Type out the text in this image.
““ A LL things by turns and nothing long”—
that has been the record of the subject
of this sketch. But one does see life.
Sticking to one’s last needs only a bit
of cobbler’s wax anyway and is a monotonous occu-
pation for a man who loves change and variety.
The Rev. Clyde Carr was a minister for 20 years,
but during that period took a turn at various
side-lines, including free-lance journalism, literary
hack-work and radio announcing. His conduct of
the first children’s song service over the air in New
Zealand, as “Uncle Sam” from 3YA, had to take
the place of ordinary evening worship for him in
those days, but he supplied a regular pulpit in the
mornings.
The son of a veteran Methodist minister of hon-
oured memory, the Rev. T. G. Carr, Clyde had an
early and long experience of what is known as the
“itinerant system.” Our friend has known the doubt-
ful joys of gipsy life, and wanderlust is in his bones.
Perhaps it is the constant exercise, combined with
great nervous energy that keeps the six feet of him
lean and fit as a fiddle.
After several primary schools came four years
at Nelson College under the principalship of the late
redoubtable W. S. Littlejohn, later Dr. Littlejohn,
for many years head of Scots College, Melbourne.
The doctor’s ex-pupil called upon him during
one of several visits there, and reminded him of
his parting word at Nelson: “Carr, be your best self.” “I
= = = = = = =
Every record above should be copied exactly.

## FULL RESPONSE
Type out the text in this image.
““ A LL things by turns and nothing long”—
that has been the record of the subject
of this sketch. But one does see life.
Sticking to one’s last needs only a bit
of cobbler’s wax anyway and is a monotonous occu-
pation for a man who loves change and variety.
The Rev. Clyde Carr was a minister for 20 years,
but during that period took a turn at various
side-lines, including free-lance journalism, literary
hack-work and radio announcing. His conduct of
the first children’s song service over the air in New
Zealand, as “Uncle Sam” from 3YA, had to take
the place of ordinary evening worship for him in
those days, but he supplied a regular pulpit in the
mornings.
The son of a veteran Methodist minister of hon-
oured memory, the Rev. T. G. Carr, Clyde had an
early and long experience of what is known as the
“itinerant system.” Our friend has known the doubt-
ful joys of gipsy life, and wanderlust is in his bones.
Perhaps it is the constant exercise, combined with
great nervous energy that keeps the six feet of him
lean and fit as a fiddle.
After several primary schools came four years
at Nelson College under the principalship of the late
redoubtable W. S. Littlejohn, later Dr. Littlejohn,
for many years head of Scots College, Melbourne.
The doctor’s ex-pupil called upon him during
one of several visits there, and reminded him of
his parting word at Nelson: “Carr, be your best self.” “I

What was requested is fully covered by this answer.